#### [Supplied records]
┄┄┄┄┄┄
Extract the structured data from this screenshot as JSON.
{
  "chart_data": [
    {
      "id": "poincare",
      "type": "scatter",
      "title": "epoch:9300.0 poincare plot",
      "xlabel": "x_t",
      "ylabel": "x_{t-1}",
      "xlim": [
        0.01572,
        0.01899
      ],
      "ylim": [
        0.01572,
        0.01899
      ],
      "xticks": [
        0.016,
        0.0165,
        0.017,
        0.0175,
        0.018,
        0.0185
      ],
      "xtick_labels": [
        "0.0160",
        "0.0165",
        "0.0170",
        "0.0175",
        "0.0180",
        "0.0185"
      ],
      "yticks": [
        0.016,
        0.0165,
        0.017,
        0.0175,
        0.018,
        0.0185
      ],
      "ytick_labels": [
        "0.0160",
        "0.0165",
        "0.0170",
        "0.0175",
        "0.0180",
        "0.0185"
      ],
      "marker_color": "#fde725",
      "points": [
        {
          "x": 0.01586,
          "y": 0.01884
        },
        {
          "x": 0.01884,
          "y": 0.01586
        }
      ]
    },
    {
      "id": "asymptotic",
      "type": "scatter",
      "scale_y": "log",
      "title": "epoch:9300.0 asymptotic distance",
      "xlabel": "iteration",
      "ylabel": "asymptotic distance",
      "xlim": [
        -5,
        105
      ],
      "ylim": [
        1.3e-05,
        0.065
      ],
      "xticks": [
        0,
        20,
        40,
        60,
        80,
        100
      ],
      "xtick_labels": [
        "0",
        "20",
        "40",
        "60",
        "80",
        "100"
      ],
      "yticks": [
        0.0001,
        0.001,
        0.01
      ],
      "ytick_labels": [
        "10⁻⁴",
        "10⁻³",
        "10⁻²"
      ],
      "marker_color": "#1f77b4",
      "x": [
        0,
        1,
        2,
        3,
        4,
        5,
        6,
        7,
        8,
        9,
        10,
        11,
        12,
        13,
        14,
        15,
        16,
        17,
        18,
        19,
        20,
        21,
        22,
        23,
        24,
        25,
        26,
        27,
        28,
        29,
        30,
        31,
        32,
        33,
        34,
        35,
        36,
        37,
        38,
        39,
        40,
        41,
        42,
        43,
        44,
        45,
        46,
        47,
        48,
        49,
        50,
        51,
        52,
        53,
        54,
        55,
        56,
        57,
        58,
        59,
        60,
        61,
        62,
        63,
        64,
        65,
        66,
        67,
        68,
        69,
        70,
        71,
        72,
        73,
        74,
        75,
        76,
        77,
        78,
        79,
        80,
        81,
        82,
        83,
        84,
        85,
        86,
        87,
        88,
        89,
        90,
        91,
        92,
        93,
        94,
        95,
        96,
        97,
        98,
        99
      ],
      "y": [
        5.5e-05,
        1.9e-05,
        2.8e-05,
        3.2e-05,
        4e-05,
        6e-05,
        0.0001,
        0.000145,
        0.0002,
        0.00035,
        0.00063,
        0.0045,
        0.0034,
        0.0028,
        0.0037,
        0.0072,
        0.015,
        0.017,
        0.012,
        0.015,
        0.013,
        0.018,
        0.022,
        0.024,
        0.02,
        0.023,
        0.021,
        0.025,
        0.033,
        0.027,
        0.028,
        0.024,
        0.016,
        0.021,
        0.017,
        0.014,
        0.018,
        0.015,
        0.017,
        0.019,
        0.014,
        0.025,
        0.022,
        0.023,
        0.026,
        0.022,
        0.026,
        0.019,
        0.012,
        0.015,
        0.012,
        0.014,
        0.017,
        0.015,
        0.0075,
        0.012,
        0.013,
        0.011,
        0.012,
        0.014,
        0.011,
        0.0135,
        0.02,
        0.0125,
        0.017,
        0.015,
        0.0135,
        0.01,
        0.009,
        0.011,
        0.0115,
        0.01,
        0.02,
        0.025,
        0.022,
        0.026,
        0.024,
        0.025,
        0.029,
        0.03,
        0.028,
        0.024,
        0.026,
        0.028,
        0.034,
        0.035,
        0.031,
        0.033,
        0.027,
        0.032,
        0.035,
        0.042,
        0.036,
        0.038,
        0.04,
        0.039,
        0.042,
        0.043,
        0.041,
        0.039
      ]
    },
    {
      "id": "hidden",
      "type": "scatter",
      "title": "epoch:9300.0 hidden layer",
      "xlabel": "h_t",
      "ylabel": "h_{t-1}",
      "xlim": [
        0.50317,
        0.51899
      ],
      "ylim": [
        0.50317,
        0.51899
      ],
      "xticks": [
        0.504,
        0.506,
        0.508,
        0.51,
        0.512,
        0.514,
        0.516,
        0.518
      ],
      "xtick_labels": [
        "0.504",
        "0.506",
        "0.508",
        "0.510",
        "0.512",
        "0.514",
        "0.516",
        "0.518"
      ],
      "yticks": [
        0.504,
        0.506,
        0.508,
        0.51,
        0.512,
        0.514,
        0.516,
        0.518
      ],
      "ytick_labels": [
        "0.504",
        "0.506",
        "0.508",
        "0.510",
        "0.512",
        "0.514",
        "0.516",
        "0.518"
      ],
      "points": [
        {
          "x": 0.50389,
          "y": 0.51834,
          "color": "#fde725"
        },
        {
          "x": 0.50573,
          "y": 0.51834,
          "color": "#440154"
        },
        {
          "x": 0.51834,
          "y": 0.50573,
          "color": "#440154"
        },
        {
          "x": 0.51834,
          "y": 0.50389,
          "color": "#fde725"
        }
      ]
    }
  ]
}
┄┄┄┄┄┄
#### [Exercise]
Please set down all the data word for word.

#### [Written response]
Extract the structured data from this screenshot as JSON.
{
  "chart_data": [
    {
      "id": "poincare",
      "type": "scatter",
      "title": "epoch:9300.0 poincare plot",
      "xlabel": "x_t",
      "ylabel": "x_{t-1}",
      "xlim": [
        0.01572,
        0.01899
      ],
      "ylim": [
        0.01572,
        0.01899
      ],
      "xticks": [
        0.016,
        0.0165,
        0.017,
        0.0175,
        0.018,
        0.0185
      ],
      "xtick_labels": [
        "0.0160",
        "0.0165",
        "0.0170",
        "0.0175",
        "0.0180",
        "0.0185"
      ],
      "yticks": [
        0.016,
        0.0165,
        0.017,
        0.0175,
        0.018,
        0.0185
      ],
      "ytick_labels": [
        "0.0160",
        "0.0165",
        "0.0170",
        "0.0175",
        "0.0180",
        "0.0185"
      ],
      "marker_color": "#fde725",
      "points": [
        {
          "x": 0.01586,
          "y": 0.01884
        },
        {
          "x": 0.01884,
          "y": 0.01586
        }
      ]
    },
    {
      "id": "asymptotic",
      "type": "scatter",
      "scale_y": "log",
      "title": "epoch:9300.0 asymptotic distance",
      "xlabel": "iteration",
      "ylabel": "asymptotic distance",
      "xlim": [
        -5,
        105
      ],
      "ylim": [
        1.3e-05,
        0.065
      ],
      "xticks": [
        0,
        20,
        40,
        60,
        80,
        100
      ],
      "xtick_labels": [
        "0",
        "20",
        "40",
        "60",
        "80",
        "100"
      ],
      "yticks": [
        0.0001,
        0.001,
        0.01
      ],
      "ytick_labels": [
        "10⁻⁴",
        "10⁻³",
        "10⁻²"
      ],
      "marker_color": "#1f77b4",
      "x": [
        0,
        1,
        2,
        3,
        4,
        5,
        6,
        7,
        8,
        9,
        10,
        11,
        12,
        13,
        14,
        15,
        16,
        17,
        18,
        19,
        20,
        21,
        22,
        23,
        24,
        25,
        26,
        27,
        28,
        29,
        30,
        31,
        32,
        33,
        34,
        35,
        36,
        37,
        38,
        39,
        40,
        41,
        42,
        43,
        44,
        45,
        46,
        47,
        48,
        49,
        50,
        51,
        52,
        53,
        54,
        55,
        56,
        57,
        58,
        59,
        60,
        61,
        62,
        63,
        64,
        65,
        66,
        67,
        68,
        69,
        70,
        71,
        72,
        73,
        74,
        75,
        76,
        77,
        78,
        79,
        80,
        81,
        82,
        83,
        84,
        85,
        86,
        87,
        88,
        89,
        90,
        91,
        92,
        93,
        94,
        95,
        96,
        97,
        98,
        99
      ],
      "y": [
        5.5e-05,
        1.9e-05,
        2.8e-05,
        3.2e-05,
        4e-05,
        6e-05,
        0.0001,
        0.000145,
        0.0002,
        0.00035,
        0.00063,
        0.0045,
        0.0034,
        0.0028,
        0.0037,
        0.0072,
        0.015,
        0.017,
        0.012,
        0.015,
        0.013,
        0.018,
        0.022,
        0.024,
        0.02,
        0.023,
        0.021,
        0.025,
        0.033,
        0.027,
        0.028,
        0.024,
        0.016,
        0.021,
        0.017,
        0.014,
        0.018,
        0.015,
        0.017,
        0.019,
        0.014,
        0.025,
        0.022,
        0.023,
        0.026,
        0.022,
        0.026,
        0.019,
        0.012,
        0.015,
        0.012,
        0.014,
        0.017,
        0.015,
        0.0075,
        0.012,
        0.013,
        0.011,
        0.012,
        0.014,
        0.011,
        0.0135,
        0.02,
        0.0125,
        0.017,
        0.015,
        0.0135,
        0.01,
        0.009,
        0.011,
        0.0115,
        0.01,
        0.02,
        0.025,
        0.022,
        0.026,
        0.024,
        0.025,
        0.029,
        0.03,
        0.028,
        0.024,
        0.026,
        0.028,
        0.034,
        0.035,
        0.031,
        0.033,
        0.027,
        0.032,
        0.035,
        0.042,
        0.036,
        0.038,
        0.04,
        0.039,
        0.042,
        0.043,
        0.041,
        0.039
      ]
    },
    {
      "id": "hidden",
      "type": "scatter",
      "title": "epoch:9300.0 hidden layer",
      "xlabel": "h_t",
      "ylabel": "h_{t-1}",
      "xlim": [
        0.50317,
        0.51899
      ],
      "ylim": [
        0.50317,
        0.51899
      ],
      "xticks": [
        0.504,
        0.506,
        0.508,
        0.51,
        0.512,
        0.514,
        0.516,
        0.518
      ],
      "xtick_labels": [
        "0.504",
        "0.506",
        "0.508",
        "0.510",
        "0.512",
        "0.514",
        "0.516",
        "0.518"
      ],
      "yticks": [
        0.504,
        0.506,
        0.508,
        0.51,
        0.512,
        0.514,
        0.516,
        0.518
      ],
      "ytick_labels": [
        "0.504",
        "0.506",
        "0.508",
        "0.510",
        "0.512",
        "0.514",
        "0.516",
        "0.518"
      ],
      "points": [
        {
          "x": 0.50389,
          "y": 0.51834,
          "color": "#fde725"
        },
        {
          "x": 0.50573,
          "y": 0.51834,
          "color": "#440154"
        },
        {
          "x": 0.51834,
          "y": 0.50573,
          "color": "#440154"
        },
        {
          "x": 0.51834,
          "y": 0.50389,
          "color": "#fde725"
        }
      ]
    }
  ]
}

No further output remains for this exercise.